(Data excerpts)
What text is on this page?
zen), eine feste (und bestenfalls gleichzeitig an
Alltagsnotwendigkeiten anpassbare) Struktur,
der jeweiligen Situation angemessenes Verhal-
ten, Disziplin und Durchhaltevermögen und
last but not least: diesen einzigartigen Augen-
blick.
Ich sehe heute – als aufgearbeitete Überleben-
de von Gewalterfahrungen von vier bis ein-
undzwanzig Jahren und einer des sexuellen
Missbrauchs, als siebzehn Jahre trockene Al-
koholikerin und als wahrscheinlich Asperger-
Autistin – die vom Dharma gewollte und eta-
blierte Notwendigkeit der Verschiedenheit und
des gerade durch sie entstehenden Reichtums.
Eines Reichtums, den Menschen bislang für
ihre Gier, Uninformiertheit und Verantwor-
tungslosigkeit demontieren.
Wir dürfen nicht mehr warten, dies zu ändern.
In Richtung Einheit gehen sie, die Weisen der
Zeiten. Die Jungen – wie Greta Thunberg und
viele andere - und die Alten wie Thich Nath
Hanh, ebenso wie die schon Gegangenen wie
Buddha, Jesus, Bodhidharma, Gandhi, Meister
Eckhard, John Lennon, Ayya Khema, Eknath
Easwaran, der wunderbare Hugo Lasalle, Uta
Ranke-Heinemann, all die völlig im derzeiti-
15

• _WHAT IS ASKED_
Retype the material above, line by line, exactly.

• _WRITTEN REPLY_
What text is on this page?
zen), eine feste (und bestenfalls gleichzeitig an
Alltagsnotwendigkeiten anpassbare) Struktur,
der jeweiligen Situation angemessenes Verhal-
ten, Disziplin und Durchhaltevermögen und
last but not least: diesen einzigartigen Augen-
blick.
Ich sehe heute – als aufgearbeitete Überleben-
de von Gewalterfahrungen von vier bis ein-
undzwanzig Jahren und einer des sexuellen
Missbrauchs, als siebzehn Jahre trockene Al-
koholikerin und als wahrscheinlich Asperger-
Autistin – die vom Dharma gewollte und eta-
blierte Notwendigkeit der Verschiedenheit und
des gerade durch sie entstehenden Reichtums.
Eines Reichtums, den Menschen bislang für
ihre Gier, Uninformiertheit und Verantwor-
tungslosigkeit demontieren.
Wir dürfen nicht mehr warten, dies zu ändern.
In Richtung Einheit gehen sie, die Weisen der
Zeiten. Die Jungen – wie Greta Thunberg und
viele andere - und die Alten wie Thich Nath
Hanh, ebenso wie die schon Gegangenen wie
Buddha, Jesus, Bodhidharma, Gandhi, Meister
Eckhard, John Lennon, Ayya Khema, Eknath
Easwaran, der wunderbare Hugo Lasalle, Uta
Ranke-Heinemann, all die völlig im derzeiti-
15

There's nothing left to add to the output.